What is being asked:
All lines holding the string "marker" are to be shown.

(Data entries)
○ ○ ○ ○ ○
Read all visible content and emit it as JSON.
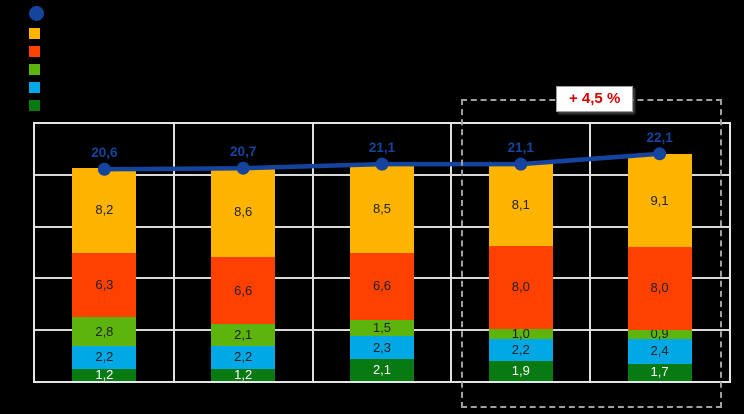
{
  "canvas": {
    "background": "#000000"
  },
  "legend": {
    "items": [
      {
        "name": "line-series-marker",
        "shape": "circle",
        "color": "#14449E"
      },
      {
        "name": "orange-series-marker",
        "shape": "square",
        "color": "#FFB400"
      },
      {
        "name": "red-series-marker",
        "shape": "square",
        "color": "#FF4000"
      },
      {
        "name": "green-series-marker",
        "shape": "square",
        "color": "#5CB40C"
      },
      {
        "name": "cyan-series-marker",
        "shape": "square",
        "color": "#00A9E6"
      },
      {
        "name": "dark-green-series-marker",
        "shape": "square",
        "color": "#077B12"
      }
    ]
  },
  "chart_data": {
    "type": "bar",
    "subtype": "stacked-bars-with-line-overlay",
    "n_categories": 5,
    "ylim": [
      0,
      25
    ],
    "ygrid_step": 5,
    "grid": true,
    "series": [
      {
        "name": "dark-green-bottom",
        "color": "#077B12",
        "label_color": "#FFFFFF",
        "values": [
          1.2,
          1.2,
          2.1,
          1.9,
          1.7
        ],
        "labels": [
          "1,2",
          "1,2",
          "2,1",
          "1,9",
          "1,7"
        ]
      },
      {
        "name": "cyan",
        "color": "#00A9E6",
        "label_color": "#222222",
        "values": [
          2.2,
          2.2,
          2.3,
          2.2,
          2.4
        ],
        "labels": [
          "2,2",
          "2,2",
          "2,3",
          "2,2",
          "2,4"
        ]
      },
      {
        "name": "green",
        "color": "#5CB40C",
        "label_color": "#222222",
        "values": [
          2.8,
          2.1,
          1.5,
          1.0,
          0.9
        ],
        "labels": [
          "2,8",
          "2,1",
          "1,5",
          "1,0",
          "0,9"
        ]
      },
      {
        "name": "red-orange",
        "color": "#FF4000",
        "label_color": "#222222",
        "values": [
          6.3,
          6.6,
          6.6,
          8.0,
          8.0
        ],
        "labels": [
          "6,3",
          "6,6",
          "6,6",
          "8,0",
          "8,0"
        ]
      },
      {
        "name": "orange-top",
        "color": "#FFB400",
        "label_color": "#222222",
        "values": [
          8.2,
          8.6,
          8.5,
          8.1,
          9.1
        ],
        "labels": [
          "8,2",
          "8,6",
          "8,5",
          "8,1",
          "9,1"
        ]
      }
    ],
    "line": {
      "name": "total-line",
      "color": "#14449E",
      "label_color": "#14449E",
      "values": [
        20.6,
        20.7,
        21.1,
        21.1,
        22.1
      ],
      "labels": [
        "20,6",
        "20,7",
        "21,1",
        "21,1",
        "22,1"
      ]
    },
    "highlight": {
      "from_category": 4,
      "to_category": 5,
      "annotation": "+ 4,5 %",
      "annotation_color": "#D40000",
      "box_style": "dashed-gray"
    }
  }
}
○ ○ ○ ○ ○
Completed task:
        "name": "line-series-marker",
        "name": "orange-series-marker",
        "name": "red-series-marker",
        "name": "green-series-marker",
        "name": "cyan-series-marker",
        "name": "dark-green-series-marker",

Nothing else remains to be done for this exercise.